>> BEGIN MATERIAL

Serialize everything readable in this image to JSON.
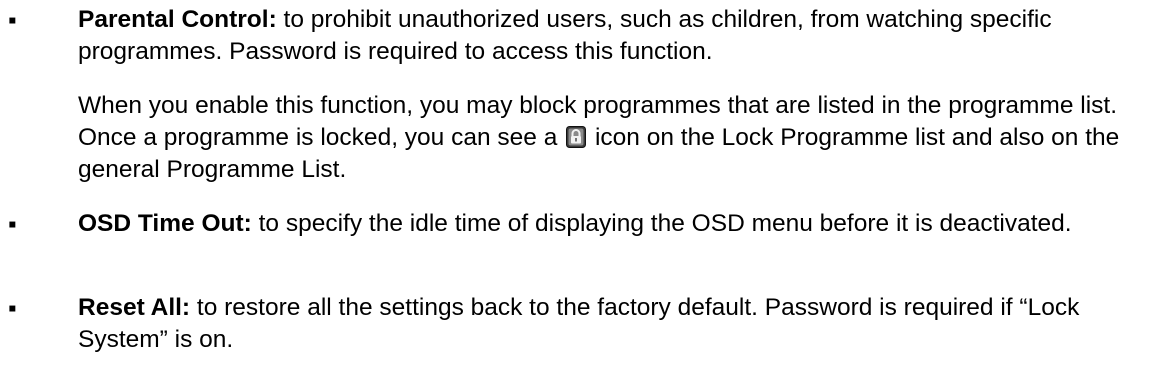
{
  "bullet_char": "▪",
  "items": [
    {
      "term": "Parental Control:",
      "description": " to prohibit unauthorized users, such as children, from watching specific programmes. Password is required to access this function.",
      "extra_paragraph": {
        "before_icon": "When you enable this function, you may block programmes that are listed in the programme list. Once a programme is locked, you can see a ",
        "icon": "lock-icon",
        "after_icon": " icon on the Lock Programme list and also on the general Programme List."
      }
    },
    {
      "term": "OSD Time Out:",
      "description": " to specify the idle time of displaying the OSD menu before it is deactivated."
    },
    {
      "term": "Reset All:",
      "description": " to restore all the settings back to the factory default. Password is required if “Lock System” is on."
    }
  ]
}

>> END MATERIAL

> **WORK INSTRUCTIONS**
Your job is to transcribe the entries above exactly; skip the pictures.

> **SOLUTION TO THIS TASK**
Serialize everything readable in this image to JSON.
{
  "bullet_char": "▪",
  "items": [
    {
      "term": "Parental Control:",
      "description": " to prohibit unauthorized users, such as children, from watching specific programmes. Password is required to access this function.",
      "extra_paragraph": {
        "before_icon": "When you enable this function, you may block programmes that are listed in the programme list. Once a programme is locked, you can see a ",
        "icon": "lock-icon",
        "after_icon": " icon on the Lock Programme list and also on the general Programme List."
      }
    },
    {
      "term": "OSD Time Out:",
      "description": " to specify the idle time of displaying the OSD menu before it is deactivated."
    },
    {
      "term": "Reset All:",
      "description": " to restore all the settings back to the factory default. Password is required if “Lock System” is on."
    }
  ]
}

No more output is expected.